» **Task description**
Each line that follows should be printed again exactly as it stands.
+++++
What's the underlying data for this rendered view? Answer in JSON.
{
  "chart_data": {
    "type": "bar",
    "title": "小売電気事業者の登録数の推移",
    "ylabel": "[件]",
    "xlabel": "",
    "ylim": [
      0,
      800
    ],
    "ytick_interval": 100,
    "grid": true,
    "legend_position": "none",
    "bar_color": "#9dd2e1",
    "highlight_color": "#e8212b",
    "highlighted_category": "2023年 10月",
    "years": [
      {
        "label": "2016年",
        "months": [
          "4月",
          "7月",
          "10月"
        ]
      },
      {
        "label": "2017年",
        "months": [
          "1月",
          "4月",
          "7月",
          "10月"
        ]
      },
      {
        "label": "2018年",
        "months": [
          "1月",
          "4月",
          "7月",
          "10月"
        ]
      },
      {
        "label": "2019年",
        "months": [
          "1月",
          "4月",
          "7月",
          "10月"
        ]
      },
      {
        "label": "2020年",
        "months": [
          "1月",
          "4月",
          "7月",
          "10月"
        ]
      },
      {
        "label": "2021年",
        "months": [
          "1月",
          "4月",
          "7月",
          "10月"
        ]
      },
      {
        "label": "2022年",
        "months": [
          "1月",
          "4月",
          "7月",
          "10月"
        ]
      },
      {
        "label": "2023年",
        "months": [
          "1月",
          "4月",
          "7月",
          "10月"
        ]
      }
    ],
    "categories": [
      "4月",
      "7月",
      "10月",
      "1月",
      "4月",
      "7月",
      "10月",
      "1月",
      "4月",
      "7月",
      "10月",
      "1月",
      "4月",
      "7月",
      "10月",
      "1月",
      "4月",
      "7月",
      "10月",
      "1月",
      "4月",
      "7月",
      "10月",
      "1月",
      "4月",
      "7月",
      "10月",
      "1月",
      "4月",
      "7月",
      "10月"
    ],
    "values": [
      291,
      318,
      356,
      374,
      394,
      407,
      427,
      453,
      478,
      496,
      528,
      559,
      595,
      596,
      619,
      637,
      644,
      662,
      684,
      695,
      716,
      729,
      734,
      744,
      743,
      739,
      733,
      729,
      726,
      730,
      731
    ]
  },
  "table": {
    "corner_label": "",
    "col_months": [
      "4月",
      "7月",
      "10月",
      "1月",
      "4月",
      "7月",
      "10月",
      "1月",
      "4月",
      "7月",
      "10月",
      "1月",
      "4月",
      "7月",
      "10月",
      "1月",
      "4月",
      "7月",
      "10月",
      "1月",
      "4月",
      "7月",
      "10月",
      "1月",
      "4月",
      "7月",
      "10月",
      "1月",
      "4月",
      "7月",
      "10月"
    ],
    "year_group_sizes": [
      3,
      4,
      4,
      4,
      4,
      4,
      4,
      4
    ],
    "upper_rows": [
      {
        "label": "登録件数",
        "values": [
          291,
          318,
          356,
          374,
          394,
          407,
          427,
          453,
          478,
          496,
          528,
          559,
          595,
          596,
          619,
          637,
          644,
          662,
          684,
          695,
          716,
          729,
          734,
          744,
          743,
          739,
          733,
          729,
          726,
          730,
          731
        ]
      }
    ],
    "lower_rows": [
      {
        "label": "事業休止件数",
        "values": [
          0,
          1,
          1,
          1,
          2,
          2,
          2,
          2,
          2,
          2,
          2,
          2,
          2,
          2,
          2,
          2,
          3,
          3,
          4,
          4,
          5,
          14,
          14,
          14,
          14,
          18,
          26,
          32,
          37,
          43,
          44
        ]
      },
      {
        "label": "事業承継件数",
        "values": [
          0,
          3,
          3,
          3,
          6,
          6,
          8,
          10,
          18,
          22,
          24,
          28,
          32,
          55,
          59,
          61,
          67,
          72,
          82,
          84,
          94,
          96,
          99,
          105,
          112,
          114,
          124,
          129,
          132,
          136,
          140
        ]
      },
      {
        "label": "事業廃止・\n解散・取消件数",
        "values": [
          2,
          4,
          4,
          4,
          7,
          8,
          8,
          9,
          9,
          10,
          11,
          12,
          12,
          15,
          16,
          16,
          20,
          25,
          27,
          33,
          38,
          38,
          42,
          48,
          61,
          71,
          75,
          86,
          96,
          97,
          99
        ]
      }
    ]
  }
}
+++++
» **Output**
What's the underlying data for this rendered view? Answer in JSON.
{
  "chart_data": {
    "type": "bar",
    "title": "小売電気事業者の登録数の推移",
    "ylabel": "[件]",
    "xlabel": "",
    "ylim": [
      0,
      800
    ],
    "ytick_interval": 100,
    "grid": true,
    "legend_position": "none",
    "bar_color": "#9dd2e1",
    "highlight_color": "#e8212b",
    "highlighted_category": "2023年 10月",
    "years": [
      {
        "label": "2016年",
        "months": [
          "4月",
          "7月",
          "10月"
        ]
      },
      {
        "label": "2017年",
        "months": [
          "1月",
          "4月",
          "7月",
          "10月"
        ]
      },
      {
        "label": "2018年",
        "months": [
          "1月",
          "4月",
          "7月",
          "10月"
        ]
      },
      {
        "label": "2019年",
        "months": [
          "1月",
          "4月",
          "7月",
          "10月"
        ]
      },
      {
        "label": "2020年",
        "months": [
          "1月",
          "4月",
          "7月",
          "10月"
        ]
      },
      {
        "label": "2021年",
        "months": [
          "1月",
          "4月",
          "7月",
          "10月"
        ]
      },
      {
        "label": "2022年",
        "months": [
          "1月",
          "4月",
          "7月",
          "10月"
        ]
      },
      {
        "label": "2023年",
        "months": [
          "1月",
          "4月",
          "7月",
          "10月"
        ]
      }
    ],
    "categories": [
      "4月",
      "7月",
      "10月",
      "1月",
      "4月",
      "7月",
      "10月",
      "1月",
      "4月",
      "7月",
      "10月",
      "1月",
      "4月",
      "7月",
      "10月",
      "1月",
      "4月",
      "7月",
      "10月",
      "1月",
      "4月",
      "7月",
      "10月",
      "1月",
      "4月",
      "7月",
      "10月",
      "1月",
      "4月",
      "7月",
      "10月"
    ],
    "values": [
      291,
      318,
      356,
      374,
      394,
      407,
      427,
      453,
      478,
      496,
      528,
      559,
      595,
      596,
      619,
      637,
      644,
      662,
      684,
      695,
      716,
      729,
      734,
      744,
      743,
      739,
      733,
      729,
      726,
      730,
      731
    ]
  },
  "table": {
    "corner_label": "",
    "col_months": [
      "4月",
      "7月",
      "10月",
      "1月",
      "4月",
      "7月",
      "10月",
      "1月",
      "4月",
      "7月",
      "10月",
      "1月",
      "4月",
      "7月",
      "10月",
      "1月",
      "4月",
      "7月",
      "10月",
      "1月",
      "4月",
      "7月",
      "10月",
      "1月",
      "4月",
      "7月",
      "10月",
      "1月",
      "4月",
      "7月",
      "10月"
    ],
    "year_group_sizes": [
      3,
      4,
      4,
      4,
      4,
      4,
      4,
      4
    ],
    "upper_rows": [
      {
        "label": "登録件数",
        "values": [
          291,
          318,
          356,
          374,
          394,
          407,
          427,
          453,
          478,
          496,
          528,
          559,
          595,
          596,
          619,
          637,
          644,
          662,
          684,
          695,
          716,
          729,
          734,
          744,
          743,
          739,
          733,
          729,
          726,
          730,
          731
        ]
      }
    ],
    "lower_rows": [
      {
        "label": "事業休止件数",
        "values": [
          0,
          1,
          1,
          1,
          2,
          2,
          2,
          2,
          2,
          2,
          2,
          2,
          2,
          2,
          2,
          2,
          3,
          3,
          4,
          4,
          5,
          14,
          14,
          14,
          14,
          18,
          26,
          32,
          37,
          43,
          44
        ]
      },
      {
        "label": "事業承継件数",
        "values": [
          0,
          3,
          3,
          3,
          6,
          6,
          8,
          10,
          18,
          22,
          24,
          28,
          32,
          55,
          59,
          61,
          67,
          72,
          82,
          84,
          94,
          96,
          99,
          105,
          112,
          114,
          124,
          129,
          132,
          136,
          140
        ]
      },
      {
        "label": "事業廃止・\n解散・取消件数",
        "values": [
          2,
          4,
          4,
          4,
          7,
          8,
          8,
          9,
          9,
          10,
          11,
          12,
          12,
          15,
          16,
          16,
          20,
          25,
          27,
          33,
          38,
          38,
          42,
          48,
          61,
          71,
          75,
          86,
          96,
          97,
          99
        ]
      }
    ]
  }
}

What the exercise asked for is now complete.